**Directive:** Take every line from the material that has the word "Invoke" in it.

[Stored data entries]
=======

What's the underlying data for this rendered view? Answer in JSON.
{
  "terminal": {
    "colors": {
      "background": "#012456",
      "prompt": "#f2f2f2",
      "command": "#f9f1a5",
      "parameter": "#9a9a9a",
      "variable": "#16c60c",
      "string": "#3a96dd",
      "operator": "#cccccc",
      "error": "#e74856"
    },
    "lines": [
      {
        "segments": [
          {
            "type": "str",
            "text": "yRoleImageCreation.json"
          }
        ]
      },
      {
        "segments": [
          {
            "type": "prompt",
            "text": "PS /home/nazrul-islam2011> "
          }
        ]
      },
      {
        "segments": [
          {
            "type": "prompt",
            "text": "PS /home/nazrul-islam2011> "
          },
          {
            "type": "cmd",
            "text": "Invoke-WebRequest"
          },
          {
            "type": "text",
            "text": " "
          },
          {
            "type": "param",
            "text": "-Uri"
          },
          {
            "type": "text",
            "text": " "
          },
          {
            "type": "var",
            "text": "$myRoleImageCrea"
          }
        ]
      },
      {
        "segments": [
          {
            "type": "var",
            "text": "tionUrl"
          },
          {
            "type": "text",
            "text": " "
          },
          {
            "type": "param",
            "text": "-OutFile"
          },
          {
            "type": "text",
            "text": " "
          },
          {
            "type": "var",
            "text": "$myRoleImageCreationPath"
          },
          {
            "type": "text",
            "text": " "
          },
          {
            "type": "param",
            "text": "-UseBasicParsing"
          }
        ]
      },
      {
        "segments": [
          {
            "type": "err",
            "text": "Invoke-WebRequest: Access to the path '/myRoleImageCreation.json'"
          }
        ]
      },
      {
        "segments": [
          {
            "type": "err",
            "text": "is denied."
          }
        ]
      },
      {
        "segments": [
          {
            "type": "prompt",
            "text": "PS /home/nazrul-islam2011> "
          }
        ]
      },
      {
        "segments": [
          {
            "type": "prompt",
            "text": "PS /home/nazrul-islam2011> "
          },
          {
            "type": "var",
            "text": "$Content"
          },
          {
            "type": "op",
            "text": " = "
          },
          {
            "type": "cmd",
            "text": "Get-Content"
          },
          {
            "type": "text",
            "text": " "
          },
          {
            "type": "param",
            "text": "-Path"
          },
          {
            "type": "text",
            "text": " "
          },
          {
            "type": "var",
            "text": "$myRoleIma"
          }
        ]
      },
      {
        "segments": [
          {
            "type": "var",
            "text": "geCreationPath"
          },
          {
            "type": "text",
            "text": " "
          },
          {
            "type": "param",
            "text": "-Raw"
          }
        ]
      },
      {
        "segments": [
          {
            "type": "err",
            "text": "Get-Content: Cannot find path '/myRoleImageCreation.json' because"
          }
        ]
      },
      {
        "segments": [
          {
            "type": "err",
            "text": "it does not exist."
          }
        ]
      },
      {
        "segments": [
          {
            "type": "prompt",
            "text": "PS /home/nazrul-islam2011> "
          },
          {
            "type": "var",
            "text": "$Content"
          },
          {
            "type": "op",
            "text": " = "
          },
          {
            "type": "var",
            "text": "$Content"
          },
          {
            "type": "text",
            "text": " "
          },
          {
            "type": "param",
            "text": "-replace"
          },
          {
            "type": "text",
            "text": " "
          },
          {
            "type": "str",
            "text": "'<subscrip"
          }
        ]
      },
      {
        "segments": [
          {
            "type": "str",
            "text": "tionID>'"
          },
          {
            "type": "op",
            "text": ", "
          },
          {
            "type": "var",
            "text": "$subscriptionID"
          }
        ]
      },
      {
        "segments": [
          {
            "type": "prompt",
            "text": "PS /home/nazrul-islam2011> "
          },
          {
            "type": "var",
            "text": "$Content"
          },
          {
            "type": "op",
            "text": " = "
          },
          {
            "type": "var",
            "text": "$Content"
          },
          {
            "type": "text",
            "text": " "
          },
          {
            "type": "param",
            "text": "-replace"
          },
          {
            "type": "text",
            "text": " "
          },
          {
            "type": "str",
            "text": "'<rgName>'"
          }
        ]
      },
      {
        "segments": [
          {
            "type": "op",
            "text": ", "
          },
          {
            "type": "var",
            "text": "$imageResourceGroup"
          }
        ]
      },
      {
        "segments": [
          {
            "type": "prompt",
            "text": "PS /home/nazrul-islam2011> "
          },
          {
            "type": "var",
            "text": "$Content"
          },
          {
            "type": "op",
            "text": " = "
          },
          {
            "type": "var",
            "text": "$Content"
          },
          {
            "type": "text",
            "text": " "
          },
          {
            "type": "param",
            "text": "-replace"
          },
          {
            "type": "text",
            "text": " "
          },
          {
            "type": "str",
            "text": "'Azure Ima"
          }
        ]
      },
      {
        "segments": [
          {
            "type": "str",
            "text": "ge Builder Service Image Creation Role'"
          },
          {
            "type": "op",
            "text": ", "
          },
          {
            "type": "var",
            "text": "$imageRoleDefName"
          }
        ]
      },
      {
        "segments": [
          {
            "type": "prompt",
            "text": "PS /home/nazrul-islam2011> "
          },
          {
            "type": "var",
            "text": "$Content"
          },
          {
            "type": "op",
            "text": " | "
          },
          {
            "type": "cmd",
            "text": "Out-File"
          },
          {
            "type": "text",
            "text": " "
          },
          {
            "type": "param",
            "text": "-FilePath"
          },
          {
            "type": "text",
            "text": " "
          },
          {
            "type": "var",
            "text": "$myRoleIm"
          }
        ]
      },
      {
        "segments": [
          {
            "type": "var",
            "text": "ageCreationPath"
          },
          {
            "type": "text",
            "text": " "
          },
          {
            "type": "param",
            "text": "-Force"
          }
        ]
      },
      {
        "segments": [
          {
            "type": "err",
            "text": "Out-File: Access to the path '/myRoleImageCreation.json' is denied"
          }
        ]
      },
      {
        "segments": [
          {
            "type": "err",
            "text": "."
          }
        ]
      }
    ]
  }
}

=======

**Response to the task:**
            "text": "Invoke-WebRequest"
            "text": "Invoke-WebRequest: Access to the path '/myRoleImageCreation.json'"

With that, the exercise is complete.